##### Provided data

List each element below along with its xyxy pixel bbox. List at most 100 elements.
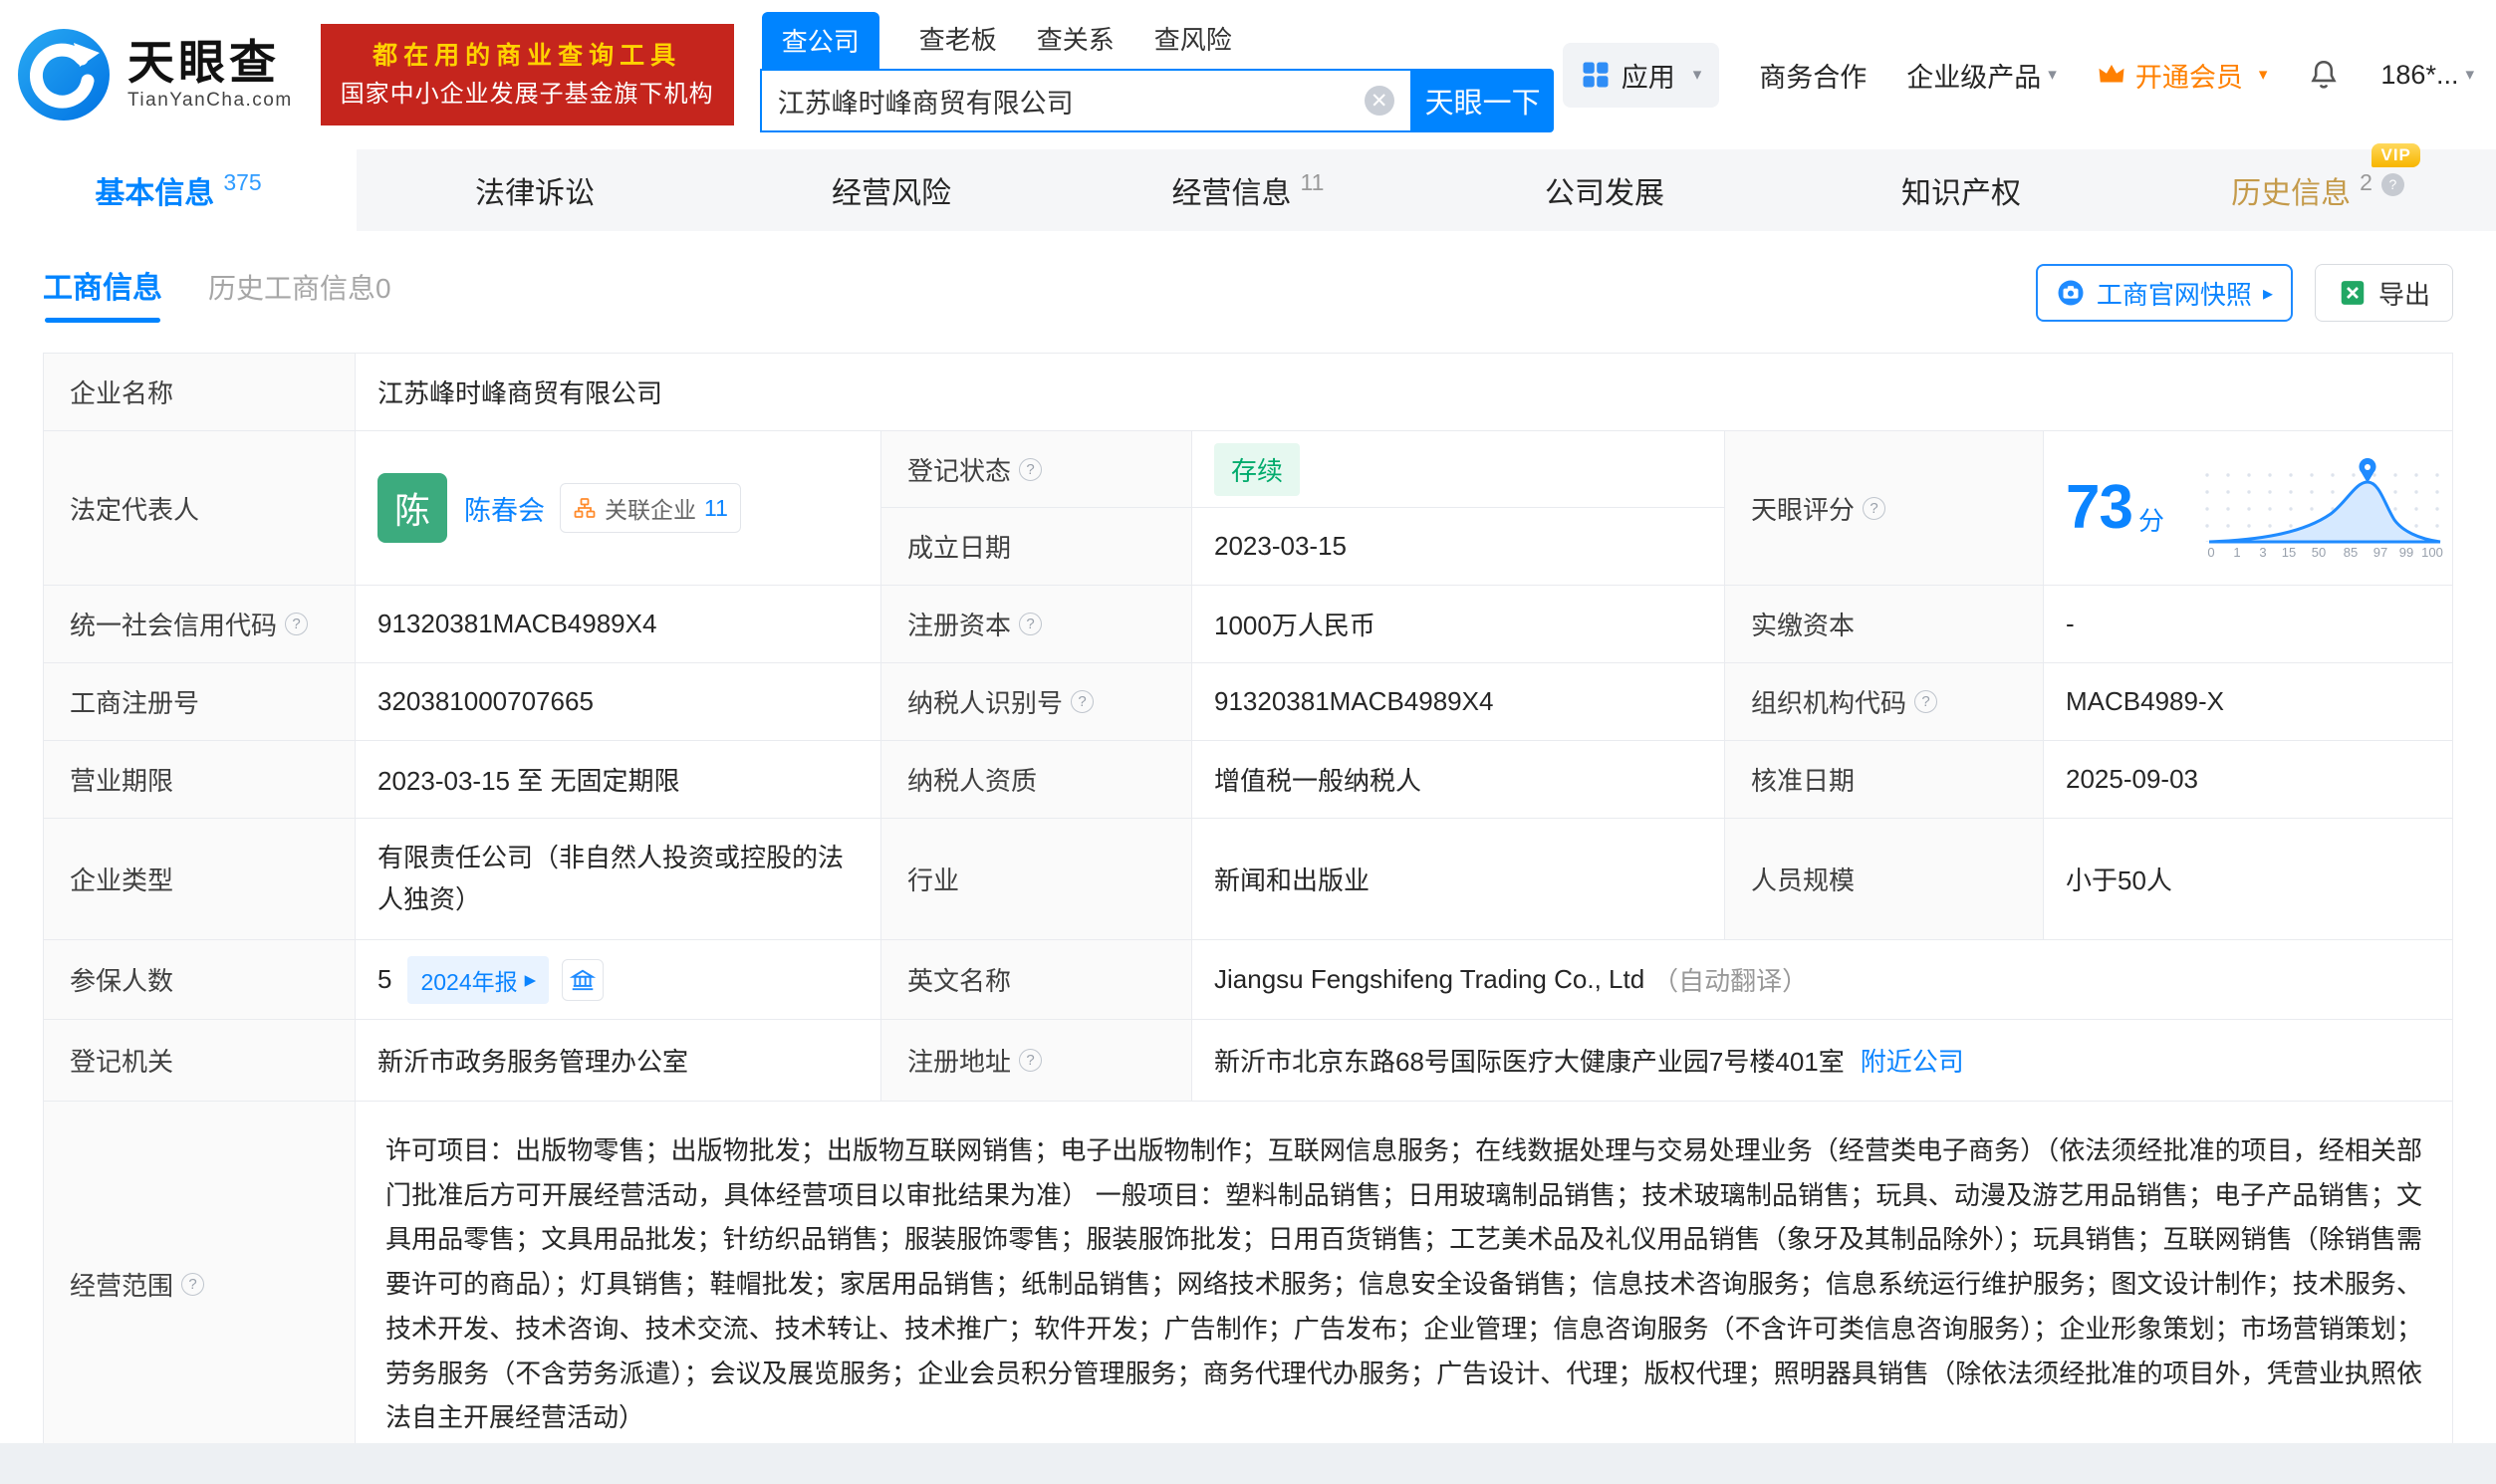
approval-date-label: 核准日期: [1724, 740, 2043, 818]
help-icon[interactable]: ?: [1914, 690, 1937, 713]
svg-text:1: 1: [2233, 545, 2240, 560]
gov-source-button[interactable]: [562, 959, 604, 1001]
legal-rep-label: 法定代表人: [44, 430, 355, 585]
tab-legal-litigation[interactable]: 法律诉讼: [357, 149, 713, 231]
help-icon[interactable]: ?: [285, 613, 308, 635]
business-cooperation-link[interactable]: 商务合作: [1759, 56, 1867, 95]
reg-status-label: 登记状态 ?: [880, 430, 1191, 507]
auto-translate-note: （自动翻译）: [1652, 961, 1808, 998]
help-icon[interactable]: ?: [1019, 613, 1042, 635]
clear-icon[interactable]: ✕: [1365, 86, 1394, 116]
help-icon[interactable]: ?: [1019, 458, 1042, 481]
help-icon[interactable]: ?: [1863, 497, 1885, 520]
search-tab-company[interactable]: 查公司: [762, 12, 879, 69]
tianyancha-company-page: 天眼查 TianYanCha.com 都在用的商业查询工具 国家中小企业发展子基…: [0, 0, 2496, 1484]
user-account-menu[interactable]: 186*... ▾: [2380, 60, 2474, 91]
taxpayer-quality-value: 增值税一般纳税人: [1191, 740, 1724, 818]
search-button[interactable]: 天眼一下: [1412, 69, 1554, 132]
search-tab-relation[interactable]: 查关系: [1037, 20, 1115, 69]
enterprise-products-menu[interactable]: 企业级产品 ▾: [1906, 56, 2057, 95]
apps-label: 应用: [1622, 56, 1675, 95]
reg-capital-label: 注册资本 ?: [880, 585, 1191, 662]
subnav-tabs: 工商信息 历史工商信息0: [43, 263, 391, 323]
svg-text:100: 100: [2421, 545, 2443, 560]
search-tabs: 查公司 查老板 查关系 查风险: [760, 17, 1554, 69]
score-unit: 分: [2138, 501, 2164, 538]
svg-text:97: 97: [2373, 545, 2387, 560]
related-companies-badge[interactable]: 关联企业 11: [560, 483, 741, 533]
establish-date-label: 成立日期: [880, 507, 1191, 585]
tab-operation-info[interactable]: 经营信息 11: [1070, 149, 1426, 231]
label-text: 纳税人识别号: [907, 683, 1063, 720]
official-snapshot-button[interactable]: 工商官网快照 ▸: [2036, 264, 2293, 322]
industry-value: 新闻和出版业: [1191, 818, 1724, 939]
tab-history-info[interactable]: 历史信息 2 ? VIP: [2139, 149, 2496, 231]
taxpayer-id-value: 91320381MACB4989X4: [1191, 662, 1724, 740]
tab-count: 375: [223, 169, 261, 196]
tab-label: 历史信息: [2231, 168, 2351, 212]
help-icon[interactable]: ?: [1071, 690, 1094, 713]
nearby-companies-link[interactable]: 附近公司: [1861, 1042, 1964, 1079]
tab-label: 基本信息: [95, 168, 214, 212]
address-label: 注册地址 ?: [880, 1019, 1191, 1101]
tab-basic-info[interactable]: 基本信息 375: [0, 149, 357, 231]
search-input[interactable]: [778, 86, 1365, 117]
tab-operation-risk[interactable]: 经营风险: [713, 149, 1070, 231]
address-cell: 新沂市北京东路68号国际医疗大健康产业园7号楼401室 附近公司: [1191, 1019, 2452, 1101]
avatar[interactable]: 陈: [377, 473, 447, 543]
logo[interactable]: 天眼查 TianYanCha.com: [16, 27, 293, 123]
subnav-bar: 工商信息 历史工商信息0 工商官网快照 ▸: [0, 231, 2496, 349]
brand-domain: TianYanCha.com: [127, 90, 293, 112]
score-cell: 73 分 0 1 3 15 50 85: [2043, 430, 2452, 585]
legal-rep-name-link[interactable]: 陈春会: [464, 489, 545, 528]
snapshot-icon: [2056, 278, 2086, 308]
tab-intellectual-property[interactable]: 知识产权: [1783, 149, 2139, 231]
taxpayer-quality-label: 纳税人资质: [880, 740, 1191, 818]
org-code-label: 组织机构代码 ?: [1724, 662, 2043, 740]
label-text: 登记状态: [907, 451, 1011, 488]
label-text: 经营范围: [70, 1266, 173, 1303]
paid-capital-label: 实缴资本: [1724, 585, 2043, 662]
help-icon[interactable]: ?: [1019, 1049, 1042, 1072]
open-vip-link[interactable]: 开通会员 ▾: [2097, 56, 2268, 95]
apps-menu[interactable]: 应用 ▾: [1563, 43, 1720, 108]
notification-bell-icon[interactable]: [2307, 58, 2341, 92]
chevron-right-icon: ▸: [525, 966, 537, 993]
subtab-history-business-info[interactable]: 历史工商信息0: [208, 267, 391, 323]
business-scope-value: 许可项目：出版物零售；出版物批发；出版物互联网销售；电子出版物制作；互联网信息服…: [355, 1101, 2452, 1467]
insured-count-value: 5: [377, 964, 391, 995]
company-type-value: 有限责任公司（非自然人投资或控股的法人独资）: [355, 818, 880, 939]
search-tab-risk[interactable]: 查风险: [1154, 20, 1232, 69]
score-value: 73: [2066, 477, 2132, 539]
annual-report-badge[interactable]: 2024年报 ▸: [407, 956, 549, 1004]
industry-label: 行业: [880, 818, 1191, 939]
english-name-value: Jiangsu Fengshifeng Trading Co., Ltd: [1214, 964, 1644, 995]
address-value: 新沂市北京东路68号国际医疗大健康产业园7号楼401室: [1214, 1042, 1845, 1079]
insured-count-label: 参保人数: [44, 939, 355, 1019]
english-name-cell: Jiangsu Fengshifeng Trading Co., Ltd （自动…: [1191, 939, 2452, 1019]
promo-banner: 都在用的商业查询工具 国家中小企业发展子基金旗下机构: [321, 24, 734, 125]
business-term-value: 2023-03-15 至 无固定期限: [355, 740, 880, 818]
logo-text: 天眼查 TianYanCha.com: [127, 38, 293, 112]
annual-report-label: 2024年报: [420, 963, 517, 997]
company-name-value: 江苏峰时峰商贸有限公司: [355, 354, 2452, 430]
tianyancha-logo-icon: [16, 27, 112, 123]
svg-text:3: 3: [2259, 545, 2266, 560]
vip-badge: VIP: [2371, 143, 2419, 167]
label-text: 统一社会信用代码: [70, 606, 277, 642]
export-button[interactable]: 导出: [2315, 264, 2453, 322]
help-icon[interactable]: ?: [181, 1273, 204, 1296]
status-badge: 存续: [1214, 443, 1300, 496]
search-tab-boss[interactable]: 查老板: [919, 20, 997, 69]
score-label: 天眼评分 ?: [1724, 430, 2043, 585]
subtab-business-info[interactable]: 工商信息: [43, 263, 162, 323]
bank-icon: [570, 967, 596, 993]
header-menu: 应用 ▾ 商务合作 企业级产品 ▾ 开通会员 ▾ 186*... ▾: [1563, 43, 2474, 108]
label-text: 注册资本: [907, 606, 1011, 642]
subtab-label: 历史工商信息: [208, 273, 375, 304]
excel-export-icon: [2338, 278, 2368, 308]
tab-company-development[interactable]: 公司发展: [1426, 149, 1783, 231]
subtab-count: 0: [375, 273, 391, 304]
business-term-label: 营业期限: [44, 740, 355, 818]
tab-count: 11: [1301, 169, 1325, 196]
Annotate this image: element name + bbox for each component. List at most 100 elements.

##########

Give each line of the entries above as a numbered list, skipping blank lines and leaving out the pictures.

Solution to this task:
1. List each element below along with its xyxy pixel bbox. List at most 100 elements.
2. approval-date-label: 核准日期: [1724, 740, 2043, 818]
3. help-icon[interactable]: ?: [1914, 690, 1937, 713]
4. svg-text:1: 1: [2233, 545, 2240, 560]
5. gov-source-button[interactable]: [562, 959, 604, 1001]
6. legal-rep-label: 法定代表人: [44, 430, 355, 585]
7. tab-legal-litigation[interactable]: 法律诉讼: [357, 149, 713, 231]
8. help-icon[interactable]: ?: [285, 613, 308, 635]
9. business-cooperation-link[interactable]: 商务合作: [1759, 56, 1867, 95]
10. reg-status-label: 登记状态 ?: [880, 430, 1191, 507]
11. auto-translate-note: （自动翻译）: [1652, 961, 1808, 998]
12. help-icon[interactable]: ?: [1019, 613, 1042, 635]
13. clear-icon[interactable]: ✕: [1365, 86, 1394, 116]
14. help-icon[interactable]: ?: [1019, 458, 1042, 481]
15. help-icon[interactable]: ?: [1863, 497, 1885, 520]
16. search-tab-company[interactable]: 查公司: [762, 12, 879, 69]
17. tianyancha-company-page: 天眼查 TianYanCha.com 都在用的商业查询工具 国家中小企业发展子基…: [0, 0, 2496, 1484]
18. user-account-menu[interactable]: 186*... ▾: [2380, 60, 2474, 91]
19. taxpayer-quality-value: 增值税一般纳税人: [1191, 740, 1724, 818]
20. search-button[interactable]: 天眼一下: [1412, 69, 1554, 132]
21. search-tab-relation[interactable]: 查关系: [1037, 20, 1115, 69]
22. enterprise-products-menu[interactable]: 企业级产品 ▾: [1906, 56, 2057, 95]
23. apps-label: 应用: [1622, 56, 1675, 95]
24. reg-capital-label: 注册资本 ?: [880, 585, 1191, 662]
25. subnav-tabs: 工商信息 历史工商信息0: [43, 263, 391, 323]
26. svg-text:100: 100: [2421, 545, 2443, 560]
27. search-tabs: 查公司 查老板 查关系 查风险: [760, 17, 1554, 69]
28. score-unit: 分: [2138, 501, 2164, 538]
29. svg-text:97: 97: [2373, 545, 2387, 560]
30. related-companies-badge[interactable]: 关联企业 11: [560, 483, 741, 533]
31. establish-date-label: 成立日期: [880, 507, 1191, 585]
32. tab-operation-info[interactable]: 经营信息 11: [1070, 149, 1426, 231]
33. label-text: 纳税人识别号: [907, 683, 1063, 720]
34. official-snapshot-button[interactable]: 工商官网快照 ▸: [2036, 264, 2293, 322]
35. industry-value: 新闻和出版业: [1191, 818, 1724, 939]
36. tab-history-info[interactable]: 历史信息 2 ? VIP: [2139, 149, 2496, 231]
37. taxpayer-id-value: 91320381MACB4989X4: [1191, 662, 1724, 740]
38. tab-count: 375: [223, 169, 261, 196]
39. tab-label: 历史信息: [2231, 168, 2351, 212]
40. help-icon[interactable]: ?: [1071, 690, 1094, 713]
41. nearby-companies-link[interactable]: 附近公司: [1861, 1042, 1964, 1079]
42. tab-label: 基本信息: [95, 168, 214, 212]
43. address-label: 注册地址 ?: [880, 1019, 1191, 1101]
44. tab-basic-info[interactable]: 基本信息 375: [0, 149, 357, 231]
45. search-input[interactable]: [778, 86, 1365, 117]
46. tab-operation-risk[interactable]: 经营风险: [713, 149, 1070, 231]
47. address-cell: 新沂市北京东路68号国际医疗大健康产业园7号楼401室 附近公司: [1191, 1019, 2452, 1101]
48. avatar[interactable]: 陈: [377, 473, 447, 543]
49. logo[interactable]: 天眼查 TianYanCha.com: [16, 27, 293, 123]
50. subnav-bar: 工商信息 历史工商信息0 工商官网快照 ▸: [0, 231, 2496, 349]
51. brand-domain: TianYanCha.com: [127, 90, 293, 112]
52. score-cell: 73 分 0 1 3 15 50 85: [2043, 430, 2452, 585]
53. legal-rep-name-link[interactable]: 陈春会: [464, 489, 545, 528]
54. snapshot-icon: [2056, 278, 2086, 308]
55. tab-intellectual-property[interactable]: 知识产权: [1783, 149, 2139, 231]
56. taxpayer-quality-label: 纳税人资质: [880, 740, 1191, 818]
57. org-code-label: 组织机构代码 ?: [1724, 662, 2043, 740]
58. label-text: 登记状态: [907, 451, 1011, 488]
59. label-text: 经营范围: [70, 1266, 173, 1303]
60. paid-capital-label: 实缴资本: [1724, 585, 2043, 662]
61. help-icon[interactable]: ?: [1019, 1049, 1042, 1072]
62. open-vip-link[interactable]: 开通会员 ▾: [2097, 56, 2268, 95]
63. apps-menu[interactable]: 应用 ▾: [1563, 43, 1720, 108]
64. notification-bell-icon[interactable]: [2307, 58, 2341, 92]
65. chevron-right-icon: ▸: [525, 966, 537, 993]
66. subtab-history-business-info[interactable]: 历史工商信息0: [208, 267, 391, 323]
67. business-scope-value: 许可项目：出版物零售；出版物批发；出版物互联网销售；电子出版物制作；互联网信息服…: [355, 1101, 2452, 1467]
68. insured-count-value: 5: [377, 964, 391, 995]
69. company-type-value: 有限责任公司（非自然人投资或控股的法人独资）: [355, 818, 880, 939]
70. search-tab-risk[interactable]: 查风险: [1154, 20, 1232, 69]
71. score-value: 73: [2066, 477, 2132, 539]
72. annual-report-badge[interactable]: 2024年报 ▸: [407, 956, 549, 1004]
73. industry-label: 行业: [880, 818, 1191, 939]
74. english-name-value: Jiangsu Fengshifeng Trading Co., Ltd: [1214, 964, 1644, 995]
75. address-value: 新沂市北京东路68号国际医疗大健康产业园7号楼401室: [1214, 1042, 1845, 1079]
76. insured-count-label: 参保人数: [44, 939, 355, 1019]
77. english-name-cell: Jiangsu Fengshifeng Trading Co., Ltd （自动…: [1191, 939, 2452, 1019]
78. promo-banner: 都在用的商业查询工具 国家中小企业发展子基金旗下机构: [321, 24, 734, 125]
79. business-term-value: 2023-03-15 至 无固定期限: [355, 740, 880, 818]
80. logo-text: 天眼查 TianYanCha.com: [127, 38, 293, 112]
81. annual-report-label: 2024年报: [420, 963, 517, 997]
82. company-name-value: 江苏峰时峰商贸有限公司: [355, 354, 2452, 430]
83. tianyancha-logo-icon: [16, 27, 112, 123]
84. svg-text:3: 3: [2259, 545, 2266, 560]
85. vip-badge: VIP: [2371, 143, 2419, 167]
86. label-text: 统一社会信用代码: [70, 606, 277, 642]
87. export-button[interactable]: 导出: [2315, 264, 2453, 322]
88. help-icon[interactable]: ?: [181, 1273, 204, 1296]
89. status-badge: 存续: [1214, 443, 1300, 496]
90. search-tab-boss[interactable]: 查老板: [919, 20, 997, 69]
91. score-label: 天眼评分 ?: [1724, 430, 2043, 585]
92. subtab-business-info[interactable]: 工商信息: [43, 263, 162, 323]
93. bank-icon: [570, 967, 596, 993]
94. header-menu: 应用 ▾ 商务合作 企业级产品 ▾ 开通会员 ▾ 186*... ▾: [1563, 43, 2474, 108]
95. label-text: 注册资本: [907, 606, 1011, 642]
96. subtab-label: 历史工商信息: [208, 273, 375, 304]
97. excel-export-icon: [2338, 278, 2368, 308]
98. tab-company-development[interactable]: 公司发展: [1426, 149, 1783, 231]
99. subtab-count: 0: [375, 273, 391, 304]
100. business-term-label: 营业期限: [44, 740, 355, 818]
101. tab-count: 11: [1301, 169, 1325, 196]
102. Annotate this image: element name + bbox for each component. List at most 100 elements.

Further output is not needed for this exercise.